- Opening Delimiter -

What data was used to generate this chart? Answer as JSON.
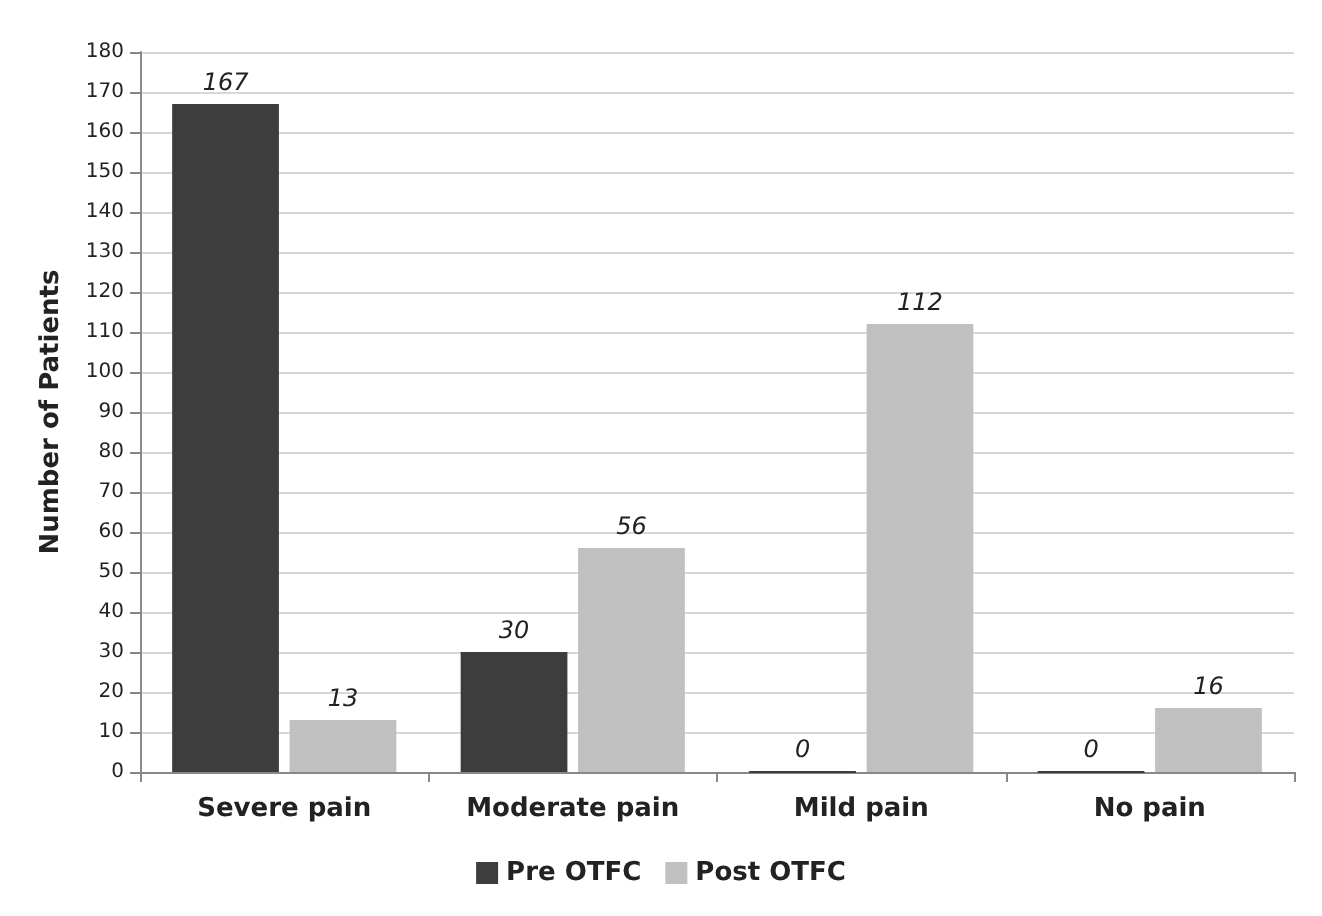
{
  "chart_data": {
    "type": "bar",
    "ylabel": "Number of Patients",
    "categories": [
      "Severe pain",
      "Moderate pain",
      "Mild pain",
      "No pain"
    ],
    "series": [
      {
        "name": "Pre OTFC",
        "color": "#3d3d3d",
        "values": [
          167,
          30,
          0,
          0
        ]
      },
      {
        "name": "Post OTFC",
        "color": "#c0c0c0",
        "values": [
          13,
          56,
          112,
          16
        ]
      }
    ],
    "ylim": [
      0,
      180
    ],
    "yticks": [
      0,
      10,
      20,
      30,
      40,
      50,
      60,
      70,
      80,
      90,
      100,
      110,
      120,
      130,
      140,
      150,
      160,
      170,
      180
    ],
    "grid": "y",
    "legend": "bottom",
    "data_labels": true
  }
}
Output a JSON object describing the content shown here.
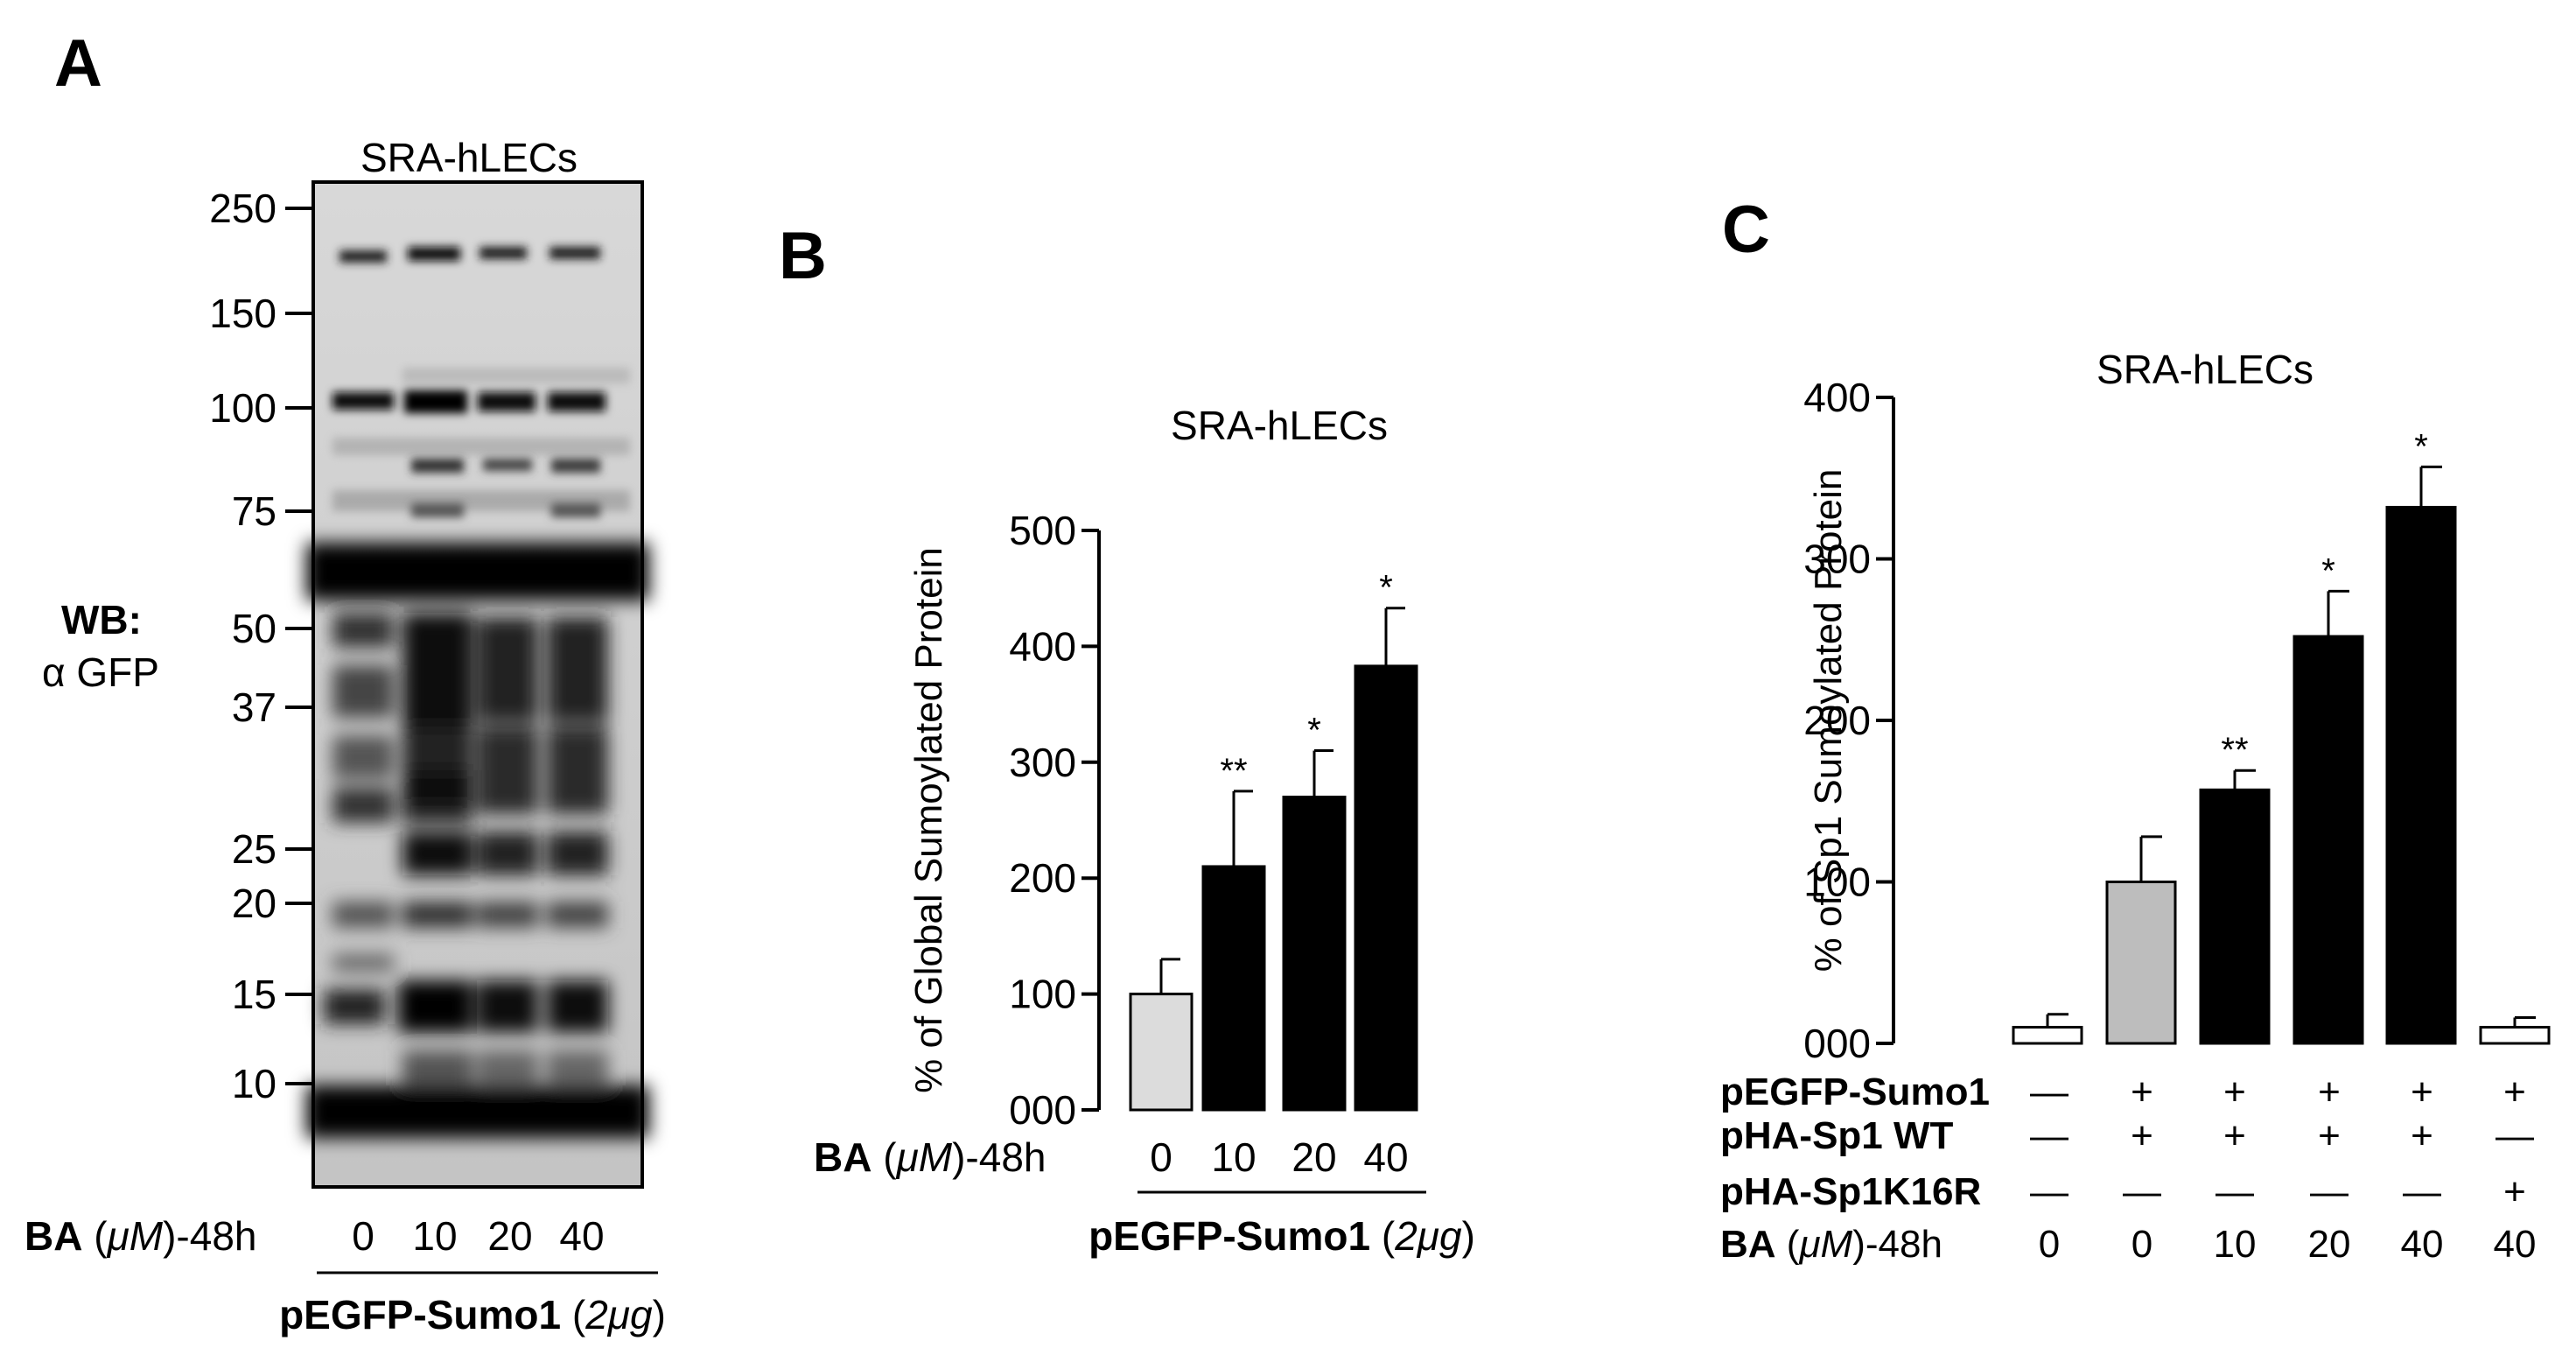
{
  "panels": {
    "a": {
      "letter": "A",
      "cell_label": "SRA-hLECs",
      "wb_label": "WB:",
      "antibody_label": "α GFP",
      "markers": [
        "250",
        "150",
        "100",
        "75",
        "50",
        "37",
        "25",
        "20",
        "15",
        "10"
      ],
      "lane_label_bold": "BA",
      "lane_label_unit": "μM",
      "lane_label_suffix": "-48h",
      "lanes": [
        "0",
        "10",
        "20",
        "40"
      ],
      "plasmid_bold": "pEGFP-Sumo1",
      "plasmid_dose": "2μg"
    },
    "b": {
      "letter": "B",
      "lane_label_bold": "BA",
      "lane_label_unit": "μM",
      "lane_label_suffix": "-48h",
      "plasmid_bold": "pEGFP-Sumo1",
      "plasmid_dose": "2μg"
    },
    "c": {
      "letter": "C",
      "row_labels": [
        "pEGFP-Sumo1",
        "pHA-Sp1 WT",
        "pHA-Sp1K16R"
      ],
      "lane_label_bold": "BA",
      "lane_label_unit": "μM",
      "lane_label_suffix": "-48h",
      "treatment_grid": [
        [
          "—",
          "+",
          "+",
          "+",
          "+",
          "+"
        ],
        [
          "—",
          "+",
          "+",
          "+",
          "+",
          "—"
        ],
        [
          "—",
          "—",
          "—",
          "—",
          "—",
          "+"
        ]
      ],
      "doses": [
        "0",
        "0",
        "10",
        "20",
        "40",
        "40"
      ]
    }
  },
  "chart_data": [
    {
      "type": "bar",
      "title": "SRA-hLECs",
      "ylabel": "% of Global Sumoylated Protein",
      "xlabel": "",
      "categories": [
        "0",
        "10",
        "20",
        "40"
      ],
      "values": [
        100,
        210,
        270,
        383
      ],
      "errors": [
        30,
        65,
        40,
        50
      ],
      "significance": [
        "",
        "**",
        "*",
        "*"
      ],
      "bar_colors": [
        "#dcdcdc",
        "#000000",
        "#000000",
        "#000000"
      ],
      "ylim": [
        0,
        500
      ],
      "yticks": [
        "000",
        "100",
        "200",
        "300",
        "400",
        "500"
      ],
      "grid": false
    },
    {
      "type": "bar",
      "title": "SRA-hLECs",
      "ylabel": "% of Sp1 Sumoylated Protein",
      "xlabel": "",
      "categories": [
        "0",
        "0",
        "10",
        "20",
        "40",
        "40"
      ],
      "values": [
        10,
        100,
        157,
        252,
        332,
        10
      ],
      "errors": [
        8,
        28,
        12,
        28,
        25,
        6
      ],
      "significance": [
        "",
        "",
        "**",
        "*",
        "*",
        ""
      ],
      "bar_colors": [
        "#ffffff",
        "#bdbdbd",
        "#000000",
        "#000000",
        "#000000",
        "#ffffff"
      ],
      "ylim": [
        0,
        400
      ],
      "yticks": [
        "000",
        "100",
        "200",
        "300",
        "400"
      ],
      "grid": false
    }
  ]
}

- Closing Delimiter -

## [TASK OBJECTIVE]
Reproduce all the records verbatim, excluding images.

## [SOLUTION FOR THIS TASK]
What data was used to generate this chart? Answer as JSON.
{
  "chart_data": {
    "type": "bar",
    "ylabel": "Number of Patients",
    "categories": [
      "Severe pain",
      "Moderate pain",
      "Mild pain",
      "No pain"
    ],
    "series": [
      {
        "name": "Pre OTFC",
        "color": "#3d3d3d",
        "values": [
          167,
          30,
          0,
          0
        ]
      },
      {
        "name": "Post OTFC",
        "color": "#c0c0c0",
        "values": [
          13,
          56,
          112,
          16
        ]
      }
    ],
    "ylim": [
      0,
      180
    ],
    "yticks": [
      0,
      10,
      20,
      30,
      40,
      50,
      60,
      70,
      80,
      90,
      100,
      110,
      120,
      130,
      140,
      150,
      160,
      170,
      180
    ],
    "grid": "y",
    "legend": "bottom",
    "data_labels": true
  }
}
Output a JSON object describing the content shown here.
{
  "panels": {
    "a": {
      "letter": "A",
      "cell_label": "SRA-hLECs",
      "wb_label": "WB:",
      "antibody_label": "α GFP",
      "markers": [
        "250",
        "150",
        "100",
        "75",
        "50",
        "37",
        "25",
        "20",
        "15",
        "10"
      ],
      "lane_label_bold": "BA",
      "lane_label_unit": "μM",
      "lane_label_suffix": "-48h",
      "lanes": [
        "0",
        "10",
        "20",
        "40"
      ],
      "plasmid_bold": "pEGFP-Sumo1",
      "plasmid_dose": "2μg"
    },
    "b": {
      "letter": "B",
      "lane_label_bold": "BA",
      "lane_label_unit": "μM",
      "lane_label_suffix": "-48h",
      "plasmid_bold": "pEGFP-Sumo1",
      "plasmid_dose": "2μg"
    },
    "c": {
      "letter": "C",
      "row_labels": [
        "pEGFP-Sumo1",
        "pHA-Sp1 WT",
        "pHA-Sp1K16R"
      ],
      "lane_label_bold": "BA",
      "lane_label_unit": "μM",
      "lane_label_suffix": "-48h",
      "treatment_grid": [
        [
          "—",
          "+",
          "+",
          "+",
          "+",
          "+"
        ],
        [
          "—",
          "+",
          "+",
          "+",
          "+",
          "—"
        ],
        [
          "—",
          "—",
          "—",
          "—",
          "—",
          "+"
        ]
      ],
      "doses": [
        "0",
        "0",
        "10",
        "20",
        "40",
        "40"
      ]
    }
  },
  "chart_data": [
    {
      "type": "bar",
      "title": "SRA-hLECs",
      "ylabel": "% of Global Sumoylated Protein",
      "xlabel": "",
      "categories": [
        "0",
        "10",
        "20",
        "40"
      ],
      "values": [
        100,
        210,
        270,
        383
      ],
      "errors": [
        30,
        65,
        40,
        50
      ],
      "significance": [
        "",
        "**",
        "*",
        "*"
      ],
      "bar_colors": [
        "#dcdcdc",
        "#000000",
        "#000000",
        "#000000"
      ],
      "ylim": [
        0,
        500
      ],
      "yticks": [
        "000",
        "100",
        "200",
        "300",
        "400",
        "500"
      ],
      "grid": false
    },
    {
      "type": "bar",
      "title": "SRA-hLECs",
      "ylabel": "% of Sp1 Sumoylated Protein",
      "xlabel": "",
      "categories": [
        "0",
        "0",
        "10",
        "20",
        "40",
        "40"
      ],
      "values": [
        10,
        100,
        157,
        252,
        332,
        10
      ],
      "errors": [
        8,
        28,
        12,
        28,
        25,
        6
      ],
      "significance": [
        "",
        "",
        "**",
        "*",
        "*",
        ""
      ],
      "bar_colors": [
        "#ffffff",
        "#bdbdbd",
        "#000000",
        "#000000",
        "#000000",
        "#ffffff"
      ],
      "ylim": [
        0,
        400
      ],
      "yticks": [
        "000",
        "100",
        "200",
        "300",
        "400"
      ],
      "grid": false
    }
  ]
}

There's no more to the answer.